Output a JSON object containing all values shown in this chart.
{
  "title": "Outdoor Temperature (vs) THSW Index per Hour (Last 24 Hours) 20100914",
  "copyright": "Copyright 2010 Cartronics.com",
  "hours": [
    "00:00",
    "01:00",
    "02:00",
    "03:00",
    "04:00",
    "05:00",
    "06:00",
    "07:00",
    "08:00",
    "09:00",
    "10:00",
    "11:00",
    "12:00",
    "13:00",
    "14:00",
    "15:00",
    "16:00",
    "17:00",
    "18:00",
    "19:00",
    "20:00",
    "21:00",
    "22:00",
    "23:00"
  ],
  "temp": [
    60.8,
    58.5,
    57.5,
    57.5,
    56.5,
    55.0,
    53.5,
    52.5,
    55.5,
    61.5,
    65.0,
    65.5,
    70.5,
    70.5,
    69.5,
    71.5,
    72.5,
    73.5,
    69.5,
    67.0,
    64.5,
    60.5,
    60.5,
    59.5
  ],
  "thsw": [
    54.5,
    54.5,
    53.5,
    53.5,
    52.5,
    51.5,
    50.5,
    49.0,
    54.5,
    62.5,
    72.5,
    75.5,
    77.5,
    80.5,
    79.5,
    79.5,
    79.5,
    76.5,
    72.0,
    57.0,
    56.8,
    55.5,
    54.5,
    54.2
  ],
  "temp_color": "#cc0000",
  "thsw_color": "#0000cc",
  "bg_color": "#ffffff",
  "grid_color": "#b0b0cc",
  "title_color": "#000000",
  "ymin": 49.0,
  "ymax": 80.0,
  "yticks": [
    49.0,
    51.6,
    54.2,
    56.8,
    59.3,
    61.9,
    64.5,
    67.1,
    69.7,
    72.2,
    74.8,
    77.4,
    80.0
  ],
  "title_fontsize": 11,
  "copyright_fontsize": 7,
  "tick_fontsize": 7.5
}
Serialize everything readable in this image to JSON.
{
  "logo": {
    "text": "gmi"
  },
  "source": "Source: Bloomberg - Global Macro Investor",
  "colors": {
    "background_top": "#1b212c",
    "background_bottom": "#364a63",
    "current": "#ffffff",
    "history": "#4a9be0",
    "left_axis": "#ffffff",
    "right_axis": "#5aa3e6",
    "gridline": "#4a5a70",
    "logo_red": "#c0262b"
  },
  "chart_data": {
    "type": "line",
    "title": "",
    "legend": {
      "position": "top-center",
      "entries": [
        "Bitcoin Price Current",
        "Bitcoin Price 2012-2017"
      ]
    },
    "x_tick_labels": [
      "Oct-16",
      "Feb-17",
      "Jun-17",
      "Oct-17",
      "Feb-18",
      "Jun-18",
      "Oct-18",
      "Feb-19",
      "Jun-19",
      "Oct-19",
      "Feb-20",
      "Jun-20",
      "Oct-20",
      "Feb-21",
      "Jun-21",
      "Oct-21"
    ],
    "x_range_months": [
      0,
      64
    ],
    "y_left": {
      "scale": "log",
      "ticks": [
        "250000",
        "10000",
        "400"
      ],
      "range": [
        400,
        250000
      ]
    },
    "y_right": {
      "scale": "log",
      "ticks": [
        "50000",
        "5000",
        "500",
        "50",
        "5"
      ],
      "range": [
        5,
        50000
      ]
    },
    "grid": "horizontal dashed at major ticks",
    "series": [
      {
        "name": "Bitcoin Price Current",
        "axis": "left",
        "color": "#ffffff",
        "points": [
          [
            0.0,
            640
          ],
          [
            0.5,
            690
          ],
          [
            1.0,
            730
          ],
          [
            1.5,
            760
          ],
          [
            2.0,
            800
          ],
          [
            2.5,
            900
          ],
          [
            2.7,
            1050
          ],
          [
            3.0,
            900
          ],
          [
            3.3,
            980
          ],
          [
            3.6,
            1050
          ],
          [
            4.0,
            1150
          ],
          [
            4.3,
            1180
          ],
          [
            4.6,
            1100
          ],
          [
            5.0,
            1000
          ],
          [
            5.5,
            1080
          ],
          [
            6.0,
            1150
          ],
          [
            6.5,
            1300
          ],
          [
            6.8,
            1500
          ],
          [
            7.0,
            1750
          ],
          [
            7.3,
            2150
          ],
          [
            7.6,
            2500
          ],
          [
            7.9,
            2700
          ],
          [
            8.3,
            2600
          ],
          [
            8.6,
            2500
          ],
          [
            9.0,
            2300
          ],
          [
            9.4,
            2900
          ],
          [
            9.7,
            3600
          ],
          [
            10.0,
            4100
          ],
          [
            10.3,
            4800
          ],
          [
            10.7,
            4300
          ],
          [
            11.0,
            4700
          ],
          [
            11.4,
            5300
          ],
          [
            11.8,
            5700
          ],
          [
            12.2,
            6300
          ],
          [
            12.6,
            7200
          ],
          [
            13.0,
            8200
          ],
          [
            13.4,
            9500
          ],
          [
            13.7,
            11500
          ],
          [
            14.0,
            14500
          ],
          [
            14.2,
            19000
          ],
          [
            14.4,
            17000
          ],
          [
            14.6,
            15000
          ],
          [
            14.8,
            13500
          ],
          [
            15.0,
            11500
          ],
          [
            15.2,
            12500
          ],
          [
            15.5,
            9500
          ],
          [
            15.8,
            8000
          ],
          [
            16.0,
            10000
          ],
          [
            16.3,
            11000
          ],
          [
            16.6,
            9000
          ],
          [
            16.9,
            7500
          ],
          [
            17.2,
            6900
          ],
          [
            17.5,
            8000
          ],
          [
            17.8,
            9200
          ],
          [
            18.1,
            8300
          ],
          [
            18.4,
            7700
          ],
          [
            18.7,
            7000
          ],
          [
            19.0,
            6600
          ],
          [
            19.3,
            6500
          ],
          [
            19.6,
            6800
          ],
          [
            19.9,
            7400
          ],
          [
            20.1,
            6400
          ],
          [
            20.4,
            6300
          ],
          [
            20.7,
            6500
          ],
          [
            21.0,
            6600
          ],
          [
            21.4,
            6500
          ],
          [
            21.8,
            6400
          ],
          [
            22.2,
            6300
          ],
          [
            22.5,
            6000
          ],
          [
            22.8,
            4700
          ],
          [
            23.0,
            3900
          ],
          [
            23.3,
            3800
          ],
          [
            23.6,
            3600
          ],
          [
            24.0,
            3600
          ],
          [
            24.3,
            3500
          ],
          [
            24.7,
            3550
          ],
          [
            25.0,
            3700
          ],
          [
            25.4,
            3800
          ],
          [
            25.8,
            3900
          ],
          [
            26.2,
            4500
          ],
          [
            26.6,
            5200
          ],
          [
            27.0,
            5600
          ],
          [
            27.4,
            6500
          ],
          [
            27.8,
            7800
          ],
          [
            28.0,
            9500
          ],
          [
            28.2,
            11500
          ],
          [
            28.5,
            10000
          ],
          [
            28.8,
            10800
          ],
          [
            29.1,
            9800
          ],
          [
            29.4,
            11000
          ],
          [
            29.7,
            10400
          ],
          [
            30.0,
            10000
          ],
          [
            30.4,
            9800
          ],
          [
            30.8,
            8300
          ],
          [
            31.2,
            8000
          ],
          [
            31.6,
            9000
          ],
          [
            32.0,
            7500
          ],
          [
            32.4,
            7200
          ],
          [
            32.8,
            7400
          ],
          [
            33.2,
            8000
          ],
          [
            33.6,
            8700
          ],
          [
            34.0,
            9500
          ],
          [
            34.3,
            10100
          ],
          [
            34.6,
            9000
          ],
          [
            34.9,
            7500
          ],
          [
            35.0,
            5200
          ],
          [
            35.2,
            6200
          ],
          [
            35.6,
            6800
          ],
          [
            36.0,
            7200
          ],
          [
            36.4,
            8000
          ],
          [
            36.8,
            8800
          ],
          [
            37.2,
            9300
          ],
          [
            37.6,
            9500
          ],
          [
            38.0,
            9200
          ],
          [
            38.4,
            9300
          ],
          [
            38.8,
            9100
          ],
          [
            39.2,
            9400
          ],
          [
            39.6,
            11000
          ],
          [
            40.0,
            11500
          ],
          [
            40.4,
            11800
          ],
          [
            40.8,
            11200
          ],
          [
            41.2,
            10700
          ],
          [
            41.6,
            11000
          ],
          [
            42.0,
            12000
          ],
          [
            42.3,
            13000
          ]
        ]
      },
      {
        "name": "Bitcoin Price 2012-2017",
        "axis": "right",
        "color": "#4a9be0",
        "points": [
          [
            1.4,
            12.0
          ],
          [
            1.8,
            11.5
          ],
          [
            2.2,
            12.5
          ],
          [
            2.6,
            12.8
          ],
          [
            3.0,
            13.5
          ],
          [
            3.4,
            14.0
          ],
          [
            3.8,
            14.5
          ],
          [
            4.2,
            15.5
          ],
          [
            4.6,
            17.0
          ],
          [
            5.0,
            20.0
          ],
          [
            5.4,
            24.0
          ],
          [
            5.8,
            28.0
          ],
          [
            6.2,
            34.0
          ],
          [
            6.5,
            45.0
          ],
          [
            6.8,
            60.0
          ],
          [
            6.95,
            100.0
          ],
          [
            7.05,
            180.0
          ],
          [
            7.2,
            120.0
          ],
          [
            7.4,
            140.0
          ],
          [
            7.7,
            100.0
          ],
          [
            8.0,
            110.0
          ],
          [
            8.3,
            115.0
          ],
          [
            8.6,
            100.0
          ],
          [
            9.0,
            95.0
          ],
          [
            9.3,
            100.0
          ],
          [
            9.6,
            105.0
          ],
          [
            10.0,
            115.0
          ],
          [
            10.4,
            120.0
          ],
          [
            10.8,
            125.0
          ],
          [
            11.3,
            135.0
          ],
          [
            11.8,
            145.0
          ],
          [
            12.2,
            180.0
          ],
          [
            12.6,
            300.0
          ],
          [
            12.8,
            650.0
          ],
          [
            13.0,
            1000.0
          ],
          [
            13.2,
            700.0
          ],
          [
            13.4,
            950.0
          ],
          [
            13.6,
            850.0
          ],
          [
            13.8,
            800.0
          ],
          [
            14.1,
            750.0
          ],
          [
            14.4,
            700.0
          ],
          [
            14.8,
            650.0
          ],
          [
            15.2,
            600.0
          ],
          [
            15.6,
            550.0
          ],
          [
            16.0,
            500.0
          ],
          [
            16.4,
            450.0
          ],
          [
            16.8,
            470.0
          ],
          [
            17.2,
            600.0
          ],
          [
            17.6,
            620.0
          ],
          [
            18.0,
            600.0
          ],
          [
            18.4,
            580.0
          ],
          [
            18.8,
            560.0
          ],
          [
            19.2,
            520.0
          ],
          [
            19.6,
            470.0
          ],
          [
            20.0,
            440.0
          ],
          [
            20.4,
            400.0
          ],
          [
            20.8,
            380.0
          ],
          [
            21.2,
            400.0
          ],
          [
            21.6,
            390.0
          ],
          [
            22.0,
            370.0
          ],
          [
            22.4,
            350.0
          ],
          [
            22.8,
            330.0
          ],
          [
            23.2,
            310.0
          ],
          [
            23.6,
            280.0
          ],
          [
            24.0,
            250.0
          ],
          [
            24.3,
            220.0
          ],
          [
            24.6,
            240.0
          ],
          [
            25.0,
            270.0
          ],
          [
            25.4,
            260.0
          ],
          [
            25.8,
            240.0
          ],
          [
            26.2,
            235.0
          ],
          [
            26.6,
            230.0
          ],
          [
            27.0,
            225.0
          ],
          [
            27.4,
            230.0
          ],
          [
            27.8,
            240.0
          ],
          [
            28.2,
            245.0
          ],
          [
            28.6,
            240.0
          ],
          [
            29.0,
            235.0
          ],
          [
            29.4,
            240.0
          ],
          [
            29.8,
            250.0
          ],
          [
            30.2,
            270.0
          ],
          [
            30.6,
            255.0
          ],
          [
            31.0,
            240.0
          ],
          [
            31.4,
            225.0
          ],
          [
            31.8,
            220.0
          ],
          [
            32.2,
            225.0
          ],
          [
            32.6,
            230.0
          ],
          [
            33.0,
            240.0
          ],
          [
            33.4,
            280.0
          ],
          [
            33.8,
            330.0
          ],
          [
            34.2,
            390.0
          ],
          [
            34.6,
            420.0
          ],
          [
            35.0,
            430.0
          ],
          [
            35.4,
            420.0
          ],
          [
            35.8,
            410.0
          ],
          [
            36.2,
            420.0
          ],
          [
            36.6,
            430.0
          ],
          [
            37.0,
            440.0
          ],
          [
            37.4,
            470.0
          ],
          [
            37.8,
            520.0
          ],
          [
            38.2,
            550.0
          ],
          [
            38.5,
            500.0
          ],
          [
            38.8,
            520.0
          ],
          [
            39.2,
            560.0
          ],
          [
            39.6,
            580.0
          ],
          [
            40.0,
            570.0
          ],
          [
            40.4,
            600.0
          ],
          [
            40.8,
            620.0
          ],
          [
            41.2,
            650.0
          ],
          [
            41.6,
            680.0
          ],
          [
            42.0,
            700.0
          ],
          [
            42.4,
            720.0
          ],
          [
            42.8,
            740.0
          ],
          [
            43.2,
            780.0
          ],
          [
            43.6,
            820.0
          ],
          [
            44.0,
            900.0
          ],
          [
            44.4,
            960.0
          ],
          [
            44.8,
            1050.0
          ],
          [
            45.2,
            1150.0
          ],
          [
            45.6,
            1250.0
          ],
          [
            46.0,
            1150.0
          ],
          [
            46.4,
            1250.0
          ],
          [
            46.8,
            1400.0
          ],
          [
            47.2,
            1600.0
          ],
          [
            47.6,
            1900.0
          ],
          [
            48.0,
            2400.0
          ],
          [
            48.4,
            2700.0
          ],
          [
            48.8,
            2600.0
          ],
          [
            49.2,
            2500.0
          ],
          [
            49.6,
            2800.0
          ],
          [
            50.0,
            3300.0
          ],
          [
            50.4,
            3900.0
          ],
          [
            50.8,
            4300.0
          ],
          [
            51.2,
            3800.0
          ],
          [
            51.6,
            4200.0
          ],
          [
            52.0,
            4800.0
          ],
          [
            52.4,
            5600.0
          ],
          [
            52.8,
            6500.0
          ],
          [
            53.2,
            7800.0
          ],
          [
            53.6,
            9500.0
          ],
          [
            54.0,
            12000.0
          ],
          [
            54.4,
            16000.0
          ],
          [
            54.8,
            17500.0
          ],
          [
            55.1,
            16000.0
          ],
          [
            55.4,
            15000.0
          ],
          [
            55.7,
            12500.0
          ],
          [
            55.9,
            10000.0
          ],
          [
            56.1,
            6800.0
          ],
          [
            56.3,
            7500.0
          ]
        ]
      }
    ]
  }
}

WHAT IS REQUIRED:
Among the entries above, identify all lines with "name" and copy them.

OUTPUT FOR THIS EXERCISE:
        "name": "Bitcoin Price Current",
        "name": "Bitcoin Price 2012-2017",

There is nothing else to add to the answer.